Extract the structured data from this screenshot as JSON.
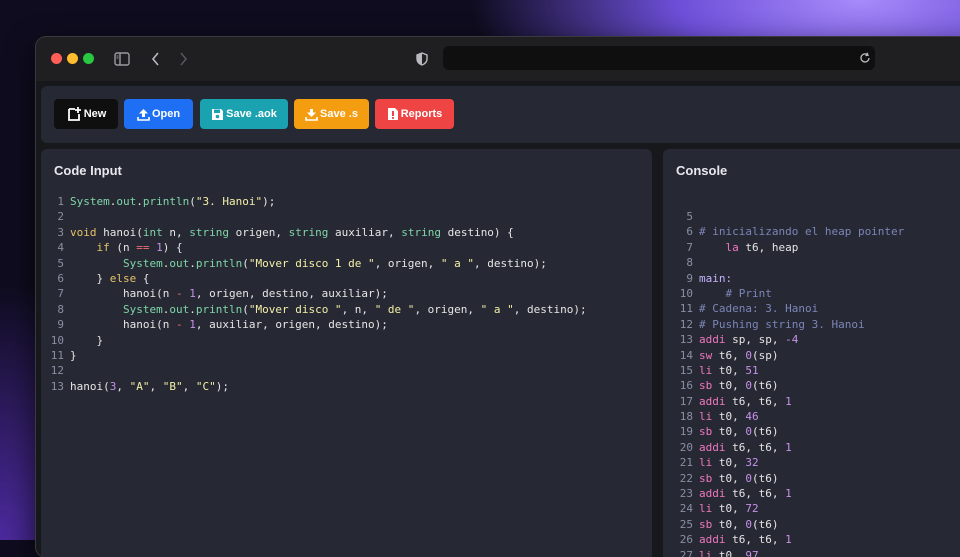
{
  "browser": {
    "url": "",
    "icons": [
      "sidebar-icon",
      "back-icon",
      "forward-icon",
      "shield-icon",
      "reload-icon"
    ]
  },
  "toolbar": {
    "buttons": [
      {
        "label": "New",
        "icon": "new-file-icon",
        "color": "#0f0f10"
      },
      {
        "label": "Open",
        "icon": "upload-icon",
        "color": "#1e6ff3"
      },
      {
        "label": "Save .aok",
        "icon": "save-icon",
        "color": "#1aa2b0"
      },
      {
        "label": "Save .s",
        "icon": "download-icon",
        "color": "#f59d10"
      },
      {
        "label": "Reports",
        "icon": "report-icon",
        "color": "#ee4444"
      }
    ]
  },
  "editor": {
    "title": "Code Input",
    "lines": [
      {
        "n": "1",
        "code": "System.out.println(\"3. Hanoi\");"
      },
      {
        "n": "2",
        "code": ""
      },
      {
        "n": "3",
        "code": "void hanoi(int n, string origen, string auxiliar, string destino) {"
      },
      {
        "n": "4",
        "code": "    if (n == 1) {"
      },
      {
        "n": "5",
        "code": "        System.out.println(\"Mover disco 1 de \", origen, \" a \", destino);"
      },
      {
        "n": "6",
        "code": "    } else {"
      },
      {
        "n": "7",
        "code": "        hanoi(n - 1, origen, destino, auxiliar);"
      },
      {
        "n": "8",
        "code": "        System.out.println(\"Mover disco \", n, \" de \", origen, \" a \", destino);"
      },
      {
        "n": "9",
        "code": "        hanoi(n - 1, auxiliar, origen, destino);"
      },
      {
        "n": "10",
        "code": "    }"
      },
      {
        "n": "11",
        "code": "}"
      },
      {
        "n": "12",
        "code": ""
      },
      {
        "n": "13",
        "code": "hanoi(3, \"A\", \"B\", \"C\");"
      }
    ]
  },
  "console": {
    "title": "Console",
    "lines": [
      {
        "n": "5",
        "code": ""
      },
      {
        "n": "6",
        "code": "# inicializando el heap pointer"
      },
      {
        "n": "7",
        "code": "    la t6, heap"
      },
      {
        "n": "8",
        "code": ""
      },
      {
        "n": "9",
        "code": "main:"
      },
      {
        "n": "10",
        "code": "    # Print"
      },
      {
        "n": "11",
        "code": "# Cadena: 3. Hanoi"
      },
      {
        "n": "12",
        "code": "# Pushing string 3. Hanoi"
      },
      {
        "n": "13",
        "code": "addi sp, sp, -4"
      },
      {
        "n": "14",
        "code": "sw t6, 0(sp)"
      },
      {
        "n": "15",
        "code": "li t0, 51"
      },
      {
        "n": "16",
        "code": "sb t0, 0(t6)"
      },
      {
        "n": "17",
        "code": "addi t6, t6, 1"
      },
      {
        "n": "18",
        "code": "li t0, 46"
      },
      {
        "n": "19",
        "code": "sb t0, 0(t6)"
      },
      {
        "n": "20",
        "code": "addi t6, t6, 1"
      },
      {
        "n": "21",
        "code": "li t0, 32"
      },
      {
        "n": "22",
        "code": "sb t0, 0(t6)"
      },
      {
        "n": "23",
        "code": "addi t6, t6, 1"
      },
      {
        "n": "24",
        "code": "li t0, 72"
      },
      {
        "n": "25",
        "code": "sb t0, 0(t6)"
      },
      {
        "n": "26",
        "code": "addi t6, t6, 1"
      },
      {
        "n": "27",
        "code": "li t0, 97"
      }
    ]
  }
}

::::

#### [What to produce]
Reproduce the records verbatim, omitting all images they contain.

#### [Result for this exercise]
Extract the structured data from this screenshot as JSON.
{
  "browser": {
    "url": "",
    "icons": [
      "sidebar-icon",
      "back-icon",
      "forward-icon",
      "shield-icon",
      "reload-icon"
    ]
  },
  "toolbar": {
    "buttons": [
      {
        "label": "New",
        "icon": "new-file-icon",
        "color": "#0f0f10"
      },
      {
        "label": "Open",
        "icon": "upload-icon",
        "color": "#1e6ff3"
      },
      {
        "label": "Save .aok",
        "icon": "save-icon",
        "color": "#1aa2b0"
      },
      {
        "label": "Save .s",
        "icon": "download-icon",
        "color": "#f59d10"
      },
      {
        "label": "Reports",
        "icon": "report-icon",
        "color": "#ee4444"
      }
    ]
  },
  "editor": {
    "title": "Code Input",
    "lines": [
      {
        "n": "1",
        "code": "System.out.println(\"3. Hanoi\");"
      },
      {
        "n": "2",
        "code": ""
      },
      {
        "n": "3",
        "code": "void hanoi(int n, string origen, string auxiliar, string destino) {"
      },
      {
        "n": "4",
        "code": "    if (n == 1) {"
      },
      {
        "n": "5",
        "code": "        System.out.println(\"Mover disco 1 de \", origen, \" a \", destino);"
      },
      {
        "n": "6",
        "code": "    } else {"
      },
      {
        "n": "7",
        "code": "        hanoi(n - 1, origen, destino, auxiliar);"
      },
      {
        "n": "8",
        "code": "        System.out.println(\"Mover disco \", n, \" de \", origen, \" a \", destino);"
      },
      {
        "n": "9",
        "code": "        hanoi(n - 1, auxiliar, origen, destino);"
      },
      {
        "n": "10",
        "code": "    }"
      },
      {
        "n": "11",
        "code": "}"
      },
      {
        "n": "12",
        "code": ""
      },
      {
        "n": "13",
        "code": "hanoi(3, \"A\", \"B\", \"C\");"
      }
    ]
  },
  "console": {
    "title": "Console",
    "lines": [
      {
        "n": "5",
        "code": ""
      },
      {
        "n": "6",
        "code": "# inicializando el heap pointer"
      },
      {
        "n": "7",
        "code": "    la t6, heap"
      },
      {
        "n": "8",
        "code": ""
      },
      {
        "n": "9",
        "code": "main:"
      },
      {
        "n": "10",
        "code": "    # Print"
      },
      {
        "n": "11",
        "code": "# Cadena: 3. Hanoi"
      },
      {
        "n": "12",
        "code": "# Pushing string 3. Hanoi"
      },
      {
        "n": "13",
        "code": "addi sp, sp, -4"
      },
      {
        "n": "14",
        "code": "sw t6, 0(sp)"
      },
      {
        "n": "15",
        "code": "li t0, 51"
      },
      {
        "n": "16",
        "code": "sb t0, 0(t6)"
      },
      {
        "n": "17",
        "code": "addi t6, t6, 1"
      },
      {
        "n": "18",
        "code": "li t0, 46"
      },
      {
        "n": "19",
        "code": "sb t0, 0(t6)"
      },
      {
        "n": "20",
        "code": "addi t6, t6, 1"
      },
      {
        "n": "21",
        "code": "li t0, 32"
      },
      {
        "n": "22",
        "code": "sb t0, 0(t6)"
      },
      {
        "n": "23",
        "code": "addi t6, t6, 1"
      },
      {
        "n": "24",
        "code": "li t0, 72"
      },
      {
        "n": "25",
        "code": "sb t0, 0(t6)"
      },
      {
        "n": "26",
        "code": "addi t6, t6, 1"
      },
      {
        "n": "27",
        "code": "li t0, 97"
      }
    ]
  }
}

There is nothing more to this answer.